Report, as a bare number, how many lines hold "sand".

### Records supplied

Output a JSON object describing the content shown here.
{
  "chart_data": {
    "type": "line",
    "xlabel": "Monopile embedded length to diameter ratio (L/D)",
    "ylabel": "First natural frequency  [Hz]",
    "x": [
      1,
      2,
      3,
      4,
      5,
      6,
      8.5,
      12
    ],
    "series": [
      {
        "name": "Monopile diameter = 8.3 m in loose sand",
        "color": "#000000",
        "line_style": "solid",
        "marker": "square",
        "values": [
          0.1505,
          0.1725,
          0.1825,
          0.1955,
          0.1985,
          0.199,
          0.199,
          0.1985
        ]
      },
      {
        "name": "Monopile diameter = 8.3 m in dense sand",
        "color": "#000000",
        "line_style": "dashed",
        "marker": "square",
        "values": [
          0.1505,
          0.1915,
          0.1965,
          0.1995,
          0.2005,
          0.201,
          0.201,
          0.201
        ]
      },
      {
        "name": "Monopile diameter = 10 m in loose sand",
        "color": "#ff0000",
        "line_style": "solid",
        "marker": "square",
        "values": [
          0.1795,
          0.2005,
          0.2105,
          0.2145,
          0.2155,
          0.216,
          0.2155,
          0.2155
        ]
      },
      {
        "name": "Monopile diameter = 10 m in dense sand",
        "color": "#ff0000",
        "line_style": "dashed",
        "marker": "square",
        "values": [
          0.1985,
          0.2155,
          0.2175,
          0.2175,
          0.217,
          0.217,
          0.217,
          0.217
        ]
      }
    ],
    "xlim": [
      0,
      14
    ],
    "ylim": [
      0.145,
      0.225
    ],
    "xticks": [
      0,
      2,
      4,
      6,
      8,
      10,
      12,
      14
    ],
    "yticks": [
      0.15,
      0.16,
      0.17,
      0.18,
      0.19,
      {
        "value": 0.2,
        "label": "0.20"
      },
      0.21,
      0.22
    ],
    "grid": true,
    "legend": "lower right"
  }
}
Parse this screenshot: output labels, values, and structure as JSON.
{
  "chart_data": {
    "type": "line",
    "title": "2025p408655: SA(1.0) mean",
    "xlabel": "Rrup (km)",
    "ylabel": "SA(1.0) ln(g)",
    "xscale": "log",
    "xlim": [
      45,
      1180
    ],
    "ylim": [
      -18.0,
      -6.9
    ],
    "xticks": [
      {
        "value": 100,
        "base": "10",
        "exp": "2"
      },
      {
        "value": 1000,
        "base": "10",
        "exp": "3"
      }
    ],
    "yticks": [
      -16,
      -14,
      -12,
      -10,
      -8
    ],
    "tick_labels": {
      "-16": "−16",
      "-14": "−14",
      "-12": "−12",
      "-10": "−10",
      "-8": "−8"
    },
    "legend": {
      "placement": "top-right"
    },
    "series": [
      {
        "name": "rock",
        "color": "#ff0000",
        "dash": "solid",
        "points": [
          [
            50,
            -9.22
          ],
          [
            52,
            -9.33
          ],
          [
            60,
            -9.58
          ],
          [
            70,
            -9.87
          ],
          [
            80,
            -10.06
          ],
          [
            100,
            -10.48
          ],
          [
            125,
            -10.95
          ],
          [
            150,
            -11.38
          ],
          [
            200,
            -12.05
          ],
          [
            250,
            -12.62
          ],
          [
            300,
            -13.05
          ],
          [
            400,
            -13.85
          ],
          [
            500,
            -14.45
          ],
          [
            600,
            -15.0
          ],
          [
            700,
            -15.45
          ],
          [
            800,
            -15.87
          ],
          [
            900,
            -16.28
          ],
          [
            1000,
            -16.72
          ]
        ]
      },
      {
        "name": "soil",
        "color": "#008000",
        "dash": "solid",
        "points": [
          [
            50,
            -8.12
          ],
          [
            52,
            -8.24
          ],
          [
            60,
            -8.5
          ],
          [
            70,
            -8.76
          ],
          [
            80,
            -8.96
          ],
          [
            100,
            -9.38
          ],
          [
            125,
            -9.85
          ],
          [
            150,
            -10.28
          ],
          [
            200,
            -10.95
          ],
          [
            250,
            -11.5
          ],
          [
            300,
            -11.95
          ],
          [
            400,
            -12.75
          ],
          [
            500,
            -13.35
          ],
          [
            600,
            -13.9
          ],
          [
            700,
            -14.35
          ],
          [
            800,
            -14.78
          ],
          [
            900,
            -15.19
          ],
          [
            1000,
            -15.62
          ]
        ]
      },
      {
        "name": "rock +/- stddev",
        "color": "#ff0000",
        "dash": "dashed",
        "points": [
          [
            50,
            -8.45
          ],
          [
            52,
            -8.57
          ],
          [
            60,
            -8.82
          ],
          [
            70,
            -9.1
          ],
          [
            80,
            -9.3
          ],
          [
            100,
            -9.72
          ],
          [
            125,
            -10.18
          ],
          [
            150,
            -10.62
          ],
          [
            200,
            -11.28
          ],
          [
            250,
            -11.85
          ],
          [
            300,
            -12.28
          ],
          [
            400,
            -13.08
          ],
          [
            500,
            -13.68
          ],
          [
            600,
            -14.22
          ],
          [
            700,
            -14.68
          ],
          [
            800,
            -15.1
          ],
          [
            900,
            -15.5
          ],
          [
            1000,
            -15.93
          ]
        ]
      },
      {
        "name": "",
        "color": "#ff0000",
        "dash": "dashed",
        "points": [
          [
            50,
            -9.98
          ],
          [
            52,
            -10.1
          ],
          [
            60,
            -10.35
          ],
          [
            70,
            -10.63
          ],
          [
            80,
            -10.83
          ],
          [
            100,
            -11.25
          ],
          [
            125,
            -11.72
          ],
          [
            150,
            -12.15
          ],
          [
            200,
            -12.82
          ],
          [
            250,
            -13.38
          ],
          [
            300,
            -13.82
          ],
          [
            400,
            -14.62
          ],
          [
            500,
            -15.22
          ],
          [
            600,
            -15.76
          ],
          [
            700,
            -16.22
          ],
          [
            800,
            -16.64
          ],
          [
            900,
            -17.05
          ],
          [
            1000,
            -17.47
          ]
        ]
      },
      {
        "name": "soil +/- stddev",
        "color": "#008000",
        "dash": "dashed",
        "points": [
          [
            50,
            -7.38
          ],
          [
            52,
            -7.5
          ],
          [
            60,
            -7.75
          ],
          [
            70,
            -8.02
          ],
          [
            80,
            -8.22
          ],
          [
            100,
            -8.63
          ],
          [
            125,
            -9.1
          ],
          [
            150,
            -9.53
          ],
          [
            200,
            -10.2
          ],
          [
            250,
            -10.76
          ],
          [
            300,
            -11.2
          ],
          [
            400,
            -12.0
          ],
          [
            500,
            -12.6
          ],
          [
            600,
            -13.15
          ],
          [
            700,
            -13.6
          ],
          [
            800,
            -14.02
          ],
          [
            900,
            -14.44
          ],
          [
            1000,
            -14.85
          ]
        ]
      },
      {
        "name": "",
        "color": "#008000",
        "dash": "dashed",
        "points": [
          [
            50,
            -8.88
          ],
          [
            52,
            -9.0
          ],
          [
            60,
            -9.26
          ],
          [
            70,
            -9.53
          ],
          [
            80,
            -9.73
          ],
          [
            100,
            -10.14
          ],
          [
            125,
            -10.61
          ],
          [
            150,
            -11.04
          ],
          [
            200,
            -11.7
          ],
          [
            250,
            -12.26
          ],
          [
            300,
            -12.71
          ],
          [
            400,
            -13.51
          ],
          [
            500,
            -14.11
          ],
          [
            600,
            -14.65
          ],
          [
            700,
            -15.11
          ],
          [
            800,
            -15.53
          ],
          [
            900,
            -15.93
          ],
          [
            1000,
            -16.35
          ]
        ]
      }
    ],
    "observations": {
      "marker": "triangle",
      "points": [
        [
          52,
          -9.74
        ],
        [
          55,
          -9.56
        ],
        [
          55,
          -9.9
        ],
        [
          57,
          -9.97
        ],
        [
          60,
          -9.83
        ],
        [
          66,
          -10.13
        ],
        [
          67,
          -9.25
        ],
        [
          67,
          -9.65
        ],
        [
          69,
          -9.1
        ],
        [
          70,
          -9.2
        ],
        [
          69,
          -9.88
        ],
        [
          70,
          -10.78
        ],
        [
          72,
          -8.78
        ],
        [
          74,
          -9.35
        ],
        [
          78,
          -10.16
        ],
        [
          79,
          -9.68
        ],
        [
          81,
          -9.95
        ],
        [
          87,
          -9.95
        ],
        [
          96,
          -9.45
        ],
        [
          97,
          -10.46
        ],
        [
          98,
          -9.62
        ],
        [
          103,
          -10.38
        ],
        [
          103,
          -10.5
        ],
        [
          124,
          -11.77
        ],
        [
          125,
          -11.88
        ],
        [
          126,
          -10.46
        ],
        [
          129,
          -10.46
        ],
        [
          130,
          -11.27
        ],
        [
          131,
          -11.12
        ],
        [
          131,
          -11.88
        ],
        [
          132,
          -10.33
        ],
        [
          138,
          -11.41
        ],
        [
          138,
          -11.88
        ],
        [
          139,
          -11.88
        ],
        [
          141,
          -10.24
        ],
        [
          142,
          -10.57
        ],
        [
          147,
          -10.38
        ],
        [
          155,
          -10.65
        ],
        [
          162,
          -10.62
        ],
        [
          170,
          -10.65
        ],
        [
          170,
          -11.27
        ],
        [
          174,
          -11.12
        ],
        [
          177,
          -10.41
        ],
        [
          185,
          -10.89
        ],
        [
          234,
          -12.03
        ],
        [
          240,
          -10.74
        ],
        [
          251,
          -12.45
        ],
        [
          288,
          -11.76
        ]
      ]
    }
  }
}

######

- Output of the exercise -
4